Transcribe every record that appears below, exactly and in full.

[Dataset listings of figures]
>>
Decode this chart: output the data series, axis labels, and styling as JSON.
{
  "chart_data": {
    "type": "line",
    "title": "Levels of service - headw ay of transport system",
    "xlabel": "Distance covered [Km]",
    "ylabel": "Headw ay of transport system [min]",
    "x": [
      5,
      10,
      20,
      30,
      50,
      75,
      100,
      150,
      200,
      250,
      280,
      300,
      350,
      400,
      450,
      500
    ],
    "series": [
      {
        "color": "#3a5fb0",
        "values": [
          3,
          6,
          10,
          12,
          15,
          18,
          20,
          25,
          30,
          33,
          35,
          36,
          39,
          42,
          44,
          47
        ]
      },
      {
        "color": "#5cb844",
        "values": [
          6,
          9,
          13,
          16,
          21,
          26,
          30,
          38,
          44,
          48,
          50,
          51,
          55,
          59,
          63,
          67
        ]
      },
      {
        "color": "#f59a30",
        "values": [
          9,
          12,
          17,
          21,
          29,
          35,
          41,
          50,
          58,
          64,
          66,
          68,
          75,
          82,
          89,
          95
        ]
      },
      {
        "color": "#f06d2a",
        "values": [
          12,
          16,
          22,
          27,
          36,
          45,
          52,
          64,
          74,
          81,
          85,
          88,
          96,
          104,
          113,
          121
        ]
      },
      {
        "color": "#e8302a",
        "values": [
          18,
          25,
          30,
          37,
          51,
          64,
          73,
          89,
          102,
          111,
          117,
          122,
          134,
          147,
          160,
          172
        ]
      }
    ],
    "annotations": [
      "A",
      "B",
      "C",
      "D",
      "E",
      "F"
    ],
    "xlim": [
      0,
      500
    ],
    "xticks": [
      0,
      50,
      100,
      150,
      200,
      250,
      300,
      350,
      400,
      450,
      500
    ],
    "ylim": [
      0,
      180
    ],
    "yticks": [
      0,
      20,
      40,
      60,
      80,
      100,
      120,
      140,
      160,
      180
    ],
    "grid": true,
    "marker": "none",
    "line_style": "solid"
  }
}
<<
**Output for this task**
Decode this chart: output the data series, axis labels, and styling as JSON.
{
  "chart_data": {
    "type": "line",
    "title": "Levels of service - headw ay of transport system",
    "xlabel": "Distance covered [Km]",
    "ylabel": "Headw ay of transport system [min]",
    "x": [
      5,
      10,
      20,
      30,
      50,
      75,
      100,
      150,
      200,
      250,
      280,
      300,
      350,
      400,
      450,
      500
    ],
    "series": [
      {
        "color": "#3a5fb0",
        "values": [
          3,
          6,
          10,
          12,
          15,
          18,
          20,
          25,
          30,
          33,
          35,
          36,
          39,
          42,
          44,
          47
        ]
      },
      {
        "color": "#5cb844",
        "values": [
          6,
          9,
          13,
          16,
          21,
          26,
          30,
          38,
          44,
          48,
          50,
          51,
          55,
          59,
          63,
          67
        ]
      },
      {
        "color": "#f59a30",
        "values": [
          9,
          12,
          17,
          21,
          29,
          35,
          41,
          50,
          58,
          64,
          66,
          68,
          75,
          82,
          89,
          95
        ]
      },
      {
        "color": "#f06d2a",
        "values": [
          12,
          16,
          22,
          27,
          36,
          45,
          52,
          64,
          74,
          81,
          85,
          88,
          96,
          104,
          113,
          121
        ]
      },
      {
        "color": "#e8302a",
        "values": [
          18,
          25,
          30,
          37,
          51,
          64,
          73,
          89,
          102,
          111,
          117,
          122,
          134,
          147,
          160,
          172
        ]
      }
    ],
    "annotations": [
      "A",
      "B",
      "C",
      "D",
      "E",
      "F"
    ],
    "xlim": [
      0,
      500
    ],
    "xticks": [
      0,
      50,
      100,
      150,
      200,
      250,
      300,
      350,
      400,
      450,
      500
    ],
    "ylim": [
      0,
      180
    ],
    "yticks": [
      0,
      20,
      40,
      60,
      80,
      100,
      120,
      140,
      160,
      180
    ],
    "grid": true,
    "marker": "none",
    "line_style": "solid"
  }
}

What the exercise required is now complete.